#### Exercise goal:
Every entry needs to be printed exactly, please.

Records from a data collection:
═══
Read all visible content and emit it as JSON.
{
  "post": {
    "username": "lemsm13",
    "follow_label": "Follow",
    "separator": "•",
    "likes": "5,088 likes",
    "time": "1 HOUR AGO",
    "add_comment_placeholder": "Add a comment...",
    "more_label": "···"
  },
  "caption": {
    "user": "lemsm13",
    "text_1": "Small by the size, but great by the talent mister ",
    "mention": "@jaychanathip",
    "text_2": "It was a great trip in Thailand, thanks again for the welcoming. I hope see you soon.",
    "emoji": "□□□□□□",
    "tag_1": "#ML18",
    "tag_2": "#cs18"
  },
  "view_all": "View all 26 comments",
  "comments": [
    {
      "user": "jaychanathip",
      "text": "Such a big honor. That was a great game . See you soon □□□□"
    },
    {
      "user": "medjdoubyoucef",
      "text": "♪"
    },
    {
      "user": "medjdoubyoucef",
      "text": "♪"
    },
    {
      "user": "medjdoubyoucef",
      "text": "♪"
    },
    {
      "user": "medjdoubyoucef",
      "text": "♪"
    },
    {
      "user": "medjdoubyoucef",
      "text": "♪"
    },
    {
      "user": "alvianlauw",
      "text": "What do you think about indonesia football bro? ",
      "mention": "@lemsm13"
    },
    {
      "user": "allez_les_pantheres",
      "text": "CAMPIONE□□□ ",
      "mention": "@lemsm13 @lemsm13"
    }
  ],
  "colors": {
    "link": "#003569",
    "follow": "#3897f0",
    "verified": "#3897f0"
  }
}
═══
#### Output of the task:
Read all visible content and emit it as JSON.
{
  "post": {
    "username": "lemsm13",
    "follow_label": "Follow",
    "separator": "•",
    "likes": "5,088 likes",
    "time": "1 HOUR AGO",
    "add_comment_placeholder": "Add a comment...",
    "more_label": "···"
  },
  "caption": {
    "user": "lemsm13",
    "text_1": "Small by the size, but great by the talent mister ",
    "mention": "@jaychanathip",
    "text_2": "It was a great trip in Thailand, thanks again for the welcoming. I hope see you soon.",
    "emoji": "□□□□□□",
    "tag_1": "#ML18",
    "tag_2": "#cs18"
  },
  "view_all": "View all 26 comments",
  "comments": [
    {
      "user": "jaychanathip",
      "text": "Such a big honor. That was a great game . See you soon □□□□"
    },
    {
      "user": "medjdoubyoucef",
      "text": "♪"
    },
    {
      "user": "medjdoubyoucef",
      "text": "♪"
    },
    {
      "user": "medjdoubyoucef",
      "text": "♪"
    },
    {
      "user": "medjdoubyoucef",
      "text": "♪"
    },
    {
      "user": "medjdoubyoucef",
      "text": "♪"
    },
    {
      "user": "alvianlauw",
      "text": "What do you think about indonesia football bro? ",
      "mention": "@lemsm13"
    },
    {
      "user": "allez_les_pantheres",
      "text": "CAMPIONE□□□ ",
      "mention": "@lemsm13 @lemsm13"
    }
  ],
  "colors": {
    "link": "#003569",
    "follow": "#3897f0",
    "verified": "#3897f0"
  }
}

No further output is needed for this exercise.